-- Begin Records for the task --

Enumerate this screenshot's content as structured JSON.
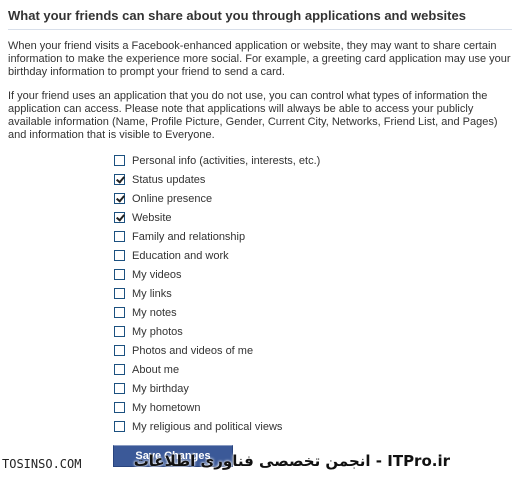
{
  "section": {
    "title": "What your friends can share about you through applications and websites",
    "paragraph1": "When your friend visits a Facebook-enhanced application or website, they may want to share certain information to make the experience more social. For example, a greeting card application may use your birthday information to prompt your friend to send a card.",
    "paragraph2": "If your friend uses an application that you do not use, you can control what types of information the application can access. Please note that applications will always be able to access your publicly available information (Name, Profile Picture, Gender, Current City, Networks, Friend List, and Pages) and information that is visible to Everyone."
  },
  "options": [
    {
      "label": "Personal info (activities, interests, etc.)",
      "checked": false
    },
    {
      "label": "Status updates",
      "checked": true
    },
    {
      "label": "Online presence",
      "checked": true
    },
    {
      "label": "Website",
      "checked": true
    },
    {
      "label": "Family and relationship",
      "checked": false
    },
    {
      "label": "Education and work",
      "checked": false
    },
    {
      "label": "My videos",
      "checked": false
    },
    {
      "label": "My links",
      "checked": false
    },
    {
      "label": "My notes",
      "checked": false
    },
    {
      "label": "My photos",
      "checked": false
    },
    {
      "label": "Photos and videos of me",
      "checked": false
    },
    {
      "label": "About me",
      "checked": false
    },
    {
      "label": "My birthday",
      "checked": false
    },
    {
      "label": "My hometown",
      "checked": false
    },
    {
      "label": "My religious and political views",
      "checked": false
    }
  ],
  "save_button": {
    "label": "Save Changes"
  },
  "watermarks": {
    "left": "TOSINSO.COM",
    "right": "ITPro.ir - انجمن تخصصی فناوری اطلاعات"
  },
  "colors": {
    "button_bg": "#3b5998",
    "checkbox_border": "#1c5180",
    "divider": "#d8dfea",
    "text": "#333333"
  }
}
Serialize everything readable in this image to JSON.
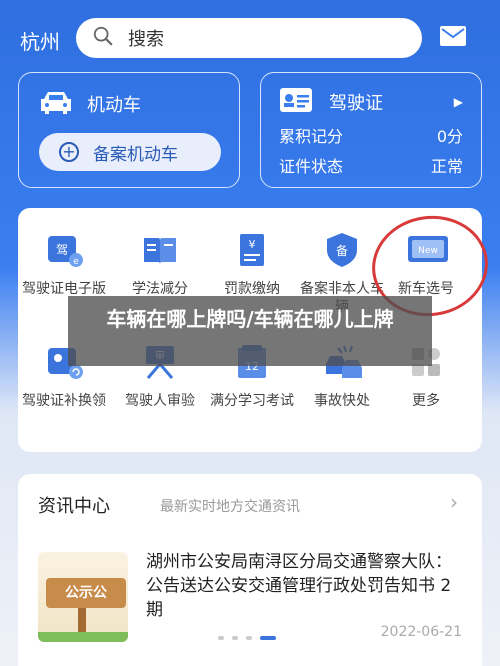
{
  "header": {
    "city": "杭州",
    "search_placeholder": "搜索",
    "icons": [
      "search-icon",
      "mail-icon"
    ]
  },
  "vehicle_card": {
    "title": "机动车",
    "register_button": "备案机动车"
  },
  "license_card": {
    "title": "驾驶证",
    "rows": [
      {
        "label": "累积记分",
        "value": "0分"
      },
      {
        "label": "证件状态",
        "value": "正常"
      }
    ]
  },
  "services": [
    {
      "label": "驾驶证电子版",
      "icon": "license-id-icon"
    },
    {
      "label": "学法减分",
      "icon": "book-icon"
    },
    {
      "label": "罚款缴纳",
      "icon": "fine-payment-icon"
    },
    {
      "label": "备案非本人车辆",
      "icon": "register-shield-icon"
    },
    {
      "label": "新车选号",
      "icon": "new-plate-icon"
    },
    {
      "label": "驾驶证补换领",
      "icon": "license-renew-icon"
    },
    {
      "label": "驾驶人审验",
      "icon": "driver-review-icon"
    },
    {
      "label": "满分学习考试",
      "icon": "exam-icon"
    },
    {
      "label": "事故快处",
      "icon": "accident-icon"
    },
    {
      "label": "更多",
      "icon": "more-grid-icon"
    }
  ],
  "overlay_text": "车辆在哪上牌吗/车辆在哪儿上牌",
  "news": {
    "header": "资讯中心",
    "subheader": "最新实时地方交通资讯",
    "thumbnail_text": "公示公",
    "title": "湖州市公安局南浔区分局交通警察大队：公告送达公安交通管理行政处罚告知书 2期",
    "date": "2022-06-21"
  },
  "colors": {
    "brand_blue": "#3a7ef0",
    "highlight_red": "#d83a3a"
  }
}
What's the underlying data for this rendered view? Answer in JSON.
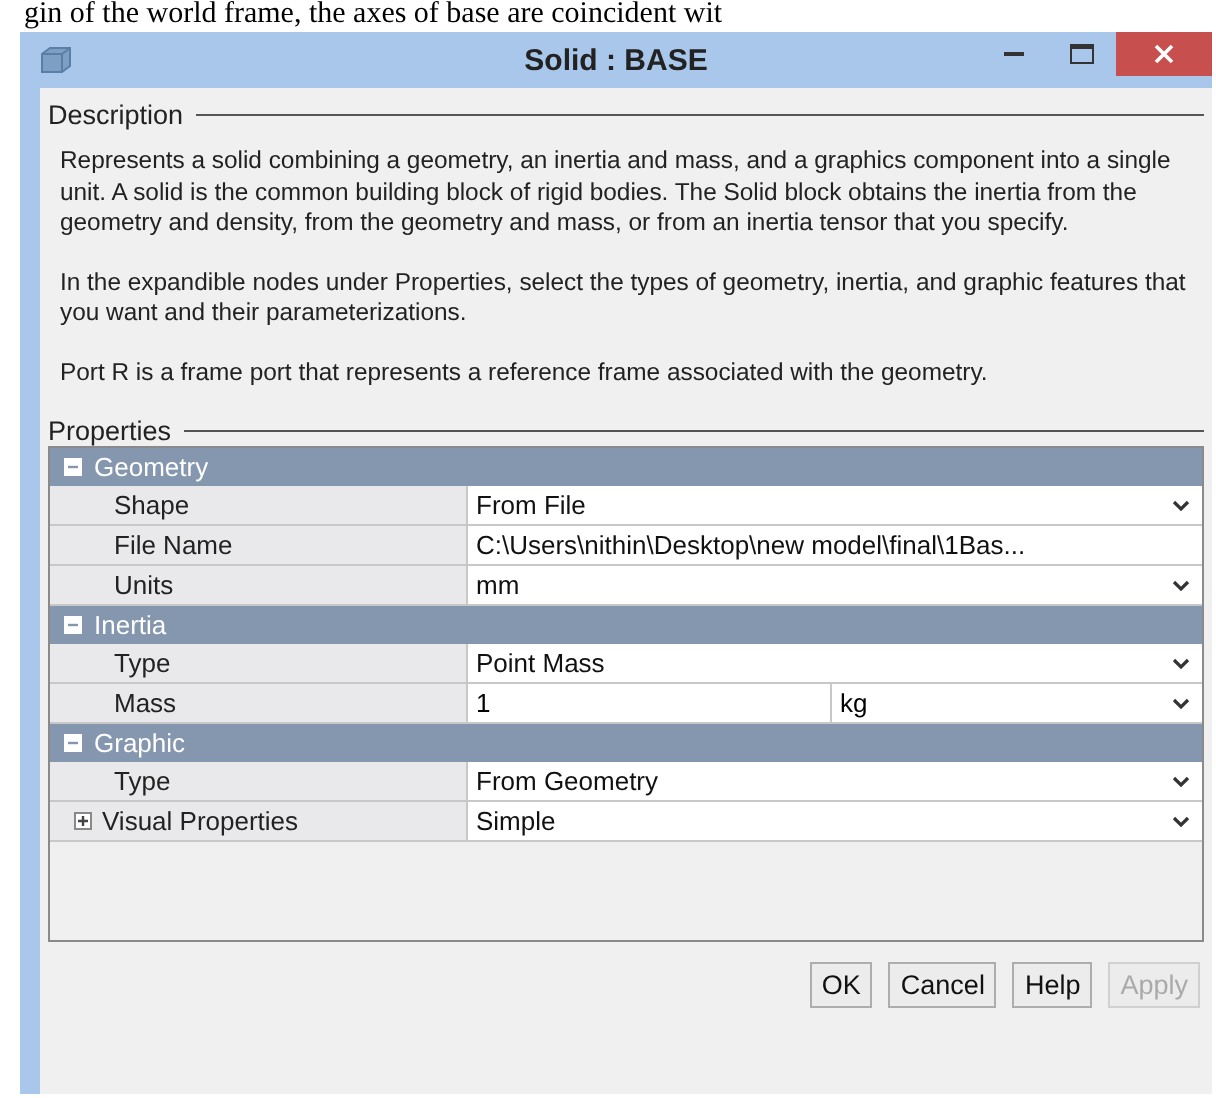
{
  "caption_above": "gin of the world frame, the axes of base are coincident wit",
  "window": {
    "title": "Solid : BASE"
  },
  "description": {
    "heading": "Description",
    "paragraphs": [
      "Represents a solid combining a geometry, an inertia and mass, and a graphics component into a single unit. A solid is the common building block of rigid bodies. The Solid block obtains the inertia from the geometry and density, from the geometry and mass, or from an inertia tensor that you specify.",
      "In the expandible nodes under Properties, select the types of geometry, inertia, and graphic features that you want and their parameterizations.",
      "Port R is a frame port that represents a reference frame associated with the geometry."
    ]
  },
  "properties": {
    "heading": "Properties",
    "groups": [
      {
        "label": "Geometry",
        "expanded": true,
        "rows": [
          {
            "kind": "dropdown",
            "name": "Shape",
            "value": "From File"
          },
          {
            "kind": "text",
            "name": "File Name",
            "value": "C:\\Users\\nithin\\Desktop\\new model\\final\\1Bas..."
          },
          {
            "kind": "dropdown",
            "name": "Units",
            "value": "mm"
          }
        ]
      },
      {
        "label": "Inertia",
        "expanded": true,
        "rows": [
          {
            "kind": "dropdown",
            "name": "Type",
            "value": "Point Mass"
          },
          {
            "kind": "value_unit",
            "name": "Mass",
            "value": "1",
            "unit": "kg"
          }
        ]
      },
      {
        "label": "Graphic",
        "expanded": true,
        "rows": [
          {
            "kind": "dropdown",
            "name": "Type",
            "value": "From Geometry"
          },
          {
            "kind": "dropdown",
            "name": "Visual Properties",
            "value": "Simple",
            "expanded": false
          }
        ]
      }
    ]
  },
  "buttons": [
    {
      "label": "OK",
      "disabled": false
    },
    {
      "label": "Cancel",
      "disabled": false
    },
    {
      "label": "Help",
      "disabled": false
    },
    {
      "label": "Apply",
      "disabled": true
    }
  ]
}
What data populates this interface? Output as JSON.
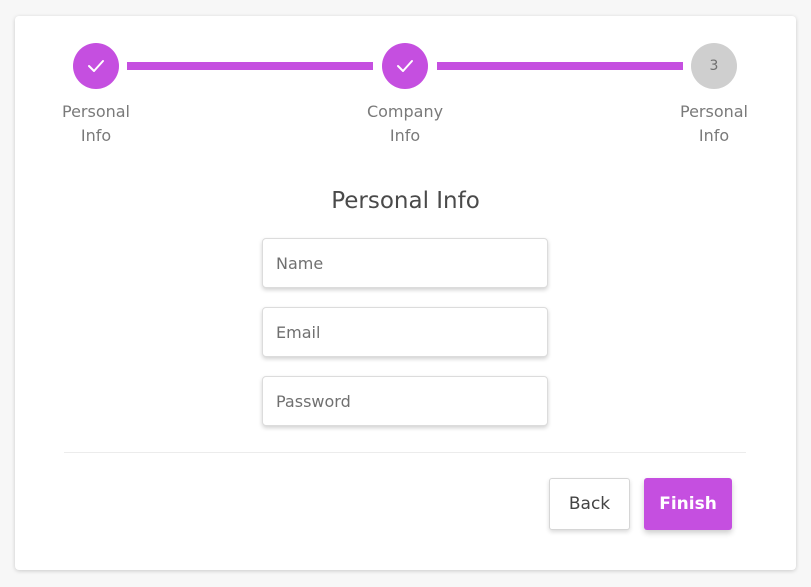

-- End Records for the task --

* _Set problem_: Copy the data word for word. Pictures do not go in the copy.

* _Written solution_:
Enumerate this screenshot's content as structured JSON.
{
  "section": {
    "title": "What your friends can share about you through applications and websites",
    "paragraph1": "When your friend visits a Facebook-enhanced application or website, they may want to share certain information to make the experience more social. For example, a greeting card application may use your birthday information to prompt your friend to send a card.",
    "paragraph2": "If your friend uses an application that you do not use, you can control what types of information the application can access. Please note that applications will always be able to access your publicly available information (Name, Profile Picture, Gender, Current City, Networks, Friend List, and Pages) and information that is visible to Everyone."
  },
  "options": [
    {
      "label": "Personal info (activities, interests, etc.)",
      "checked": false
    },
    {
      "label": "Status updates",
      "checked": true
    },
    {
      "label": "Online presence",
      "checked": true
    },
    {
      "label": "Website",
      "checked": true
    },
    {
      "label": "Family and relationship",
      "checked": false
    },
    {
      "label": "Education and work",
      "checked": false
    },
    {
      "label": "My videos",
      "checked": false
    },
    {
      "label": "My links",
      "checked": false
    },
    {
      "label": "My notes",
      "checked": false
    },
    {
      "label": "My photos",
      "checked": false
    },
    {
      "label": "Photos and videos of me",
      "checked": false
    },
    {
      "label": "About me",
      "checked": false
    },
    {
      "label": "My birthday",
      "checked": false
    },
    {
      "label": "My hometown",
      "checked": false
    },
    {
      "label": "My religious and political views",
      "checked": false
    }
  ],
  "save_button": {
    "label": "Save Changes"
  },
  "watermarks": {
    "left": "TOSINSO.COM",
    "right": "ITPro.ir - انجمن تخصصی فناوری اطلاعات"
  },
  "colors": {
    "button_bg": "#3b5998",
    "checkbox_border": "#1c5180",
    "divider": "#d8dfea",
    "text": "#333333"
  }
}
Serialize everything readable in this image to JSON.
{
  "header": {
    "city": "杭州",
    "search_placeholder": "搜索",
    "icons": [
      "search-icon",
      "mail-icon"
    ]
  },
  "vehicle_card": {
    "title": "机动车",
    "register_button": "备案机动车"
  },
  "license_card": {
    "title": "驾驶证",
    "rows": [
      {
        "label": "累积记分",
        "value": "0分"
      },
      {
        "label": "证件状态",
        "value": "正常"
      }
    ]
  },
  "services": [
    {
      "label": "驾驶证电子版",
      "icon": "license-id-icon"
    },
    {
      "label": "学法减分",
      "icon": "book-icon"
    },
    {
      "label": "罚款缴纳",
      "icon": "fine-payment-icon"
    },
    {
      "label": "备案非本人车辆",
      "icon": "register-shield-icon"
    },
    {
      "label": "新车选号",
      "icon": "new-plate-icon"
    },
    {
      "label": "驾驶证补换领",
      "icon": "license-renew-icon"
    },
    {
      "label": "驾驶人审验",
      "icon": "driver-review-icon"
    },
    {
      "label": "满分学习考试",
      "icon": "exam-icon"
    },
    {
      "label": "事故快处",
      "icon": "accident-icon"
    },
    {
      "label": "更多",
      "icon": "more-grid-icon"
    }
  ],
  "overlay_text": "车辆在哪上牌吗/车辆在哪儿上牌",
  "news": {
    "header": "资讯中心",
    "subheader": "最新实时地方交通资讯",
    "thumbnail_text": "公示公",
    "title": "湖州市公安局南浔区分局交通警察大队：公告送达公安交通管理行政处罚告知书 2期",
    "date": "2022-06-21"
  },
  "colors": {
    "brand_blue": "#3a7ef0",
    "highlight_red": "#d83a3a"
  }
}
What's the underlying data for this rendered view? Answer in JSON.
{
  "caption_above": "gin of the world frame, the axes of base are coincident wit",
  "window": {
    "title": "Solid : BASE"
  },
  "description": {
    "heading": "Description",
    "paragraphs": [
      "Represents a solid combining a geometry, an inertia and mass, and a graphics component into a single unit. A solid is the common building block of rigid bodies. The Solid block obtains the inertia from the geometry and density, from the geometry and mass, or from an inertia tensor that you specify.",
      "In the expandible nodes under Properties, select the types of geometry, inertia, and graphic features that you want and their parameterizations.",
      "Port R is a frame port that represents a reference frame associated with the geometry."
    ]
  },
  "properties": {
    "heading": "Properties",
    "groups": [
      {
        "label": "Geometry",
        "expanded": true,
        "rows": [
          {
            "kind": "dropdown",
            "name": "Shape",
            "value": "From File"
          },
          {
            "kind": "text",
            "name": "File Name",
            "value": "C:\\Users\\nithin\\Desktop\\new model\\final\\1Bas..."
          },
          {
            "kind": "dropdown",
            "name": "Units",
            "value": "mm"
          }
        ]
      },
      {
        "label": "Inertia",
        "expanded": true,
        "rows": [
          {
            "kind": "dropdown",
            "name": "Type",
            "value": "Point Mass"
          },
          {
            "kind": "value_unit",
            "name": "Mass",
            "value": "1",
            "unit": "kg"
          }
        ]
      },
      {
        "label": "Graphic",
        "expanded": true,
        "rows": [
          {
            "kind": "dropdown",
            "name": "Type",
            "value": "From Geometry"
          },
          {
            "kind": "dropdown",
            "name": "Visual Properties",
            "value": "Simple",
            "expanded": false
          }
        ]
      }
    ]
  },
  "buttons": [
    {
      "label": "OK",
      "disabled": false
    },
    {
      "label": "Cancel",
      "disabled": false
    },
    {
      "label": "Help",
      "disabled": false
    },
    {
      "label": "Apply",
      "disabled": true
    }
  ]
}
What data populates this interface? Output as JSON.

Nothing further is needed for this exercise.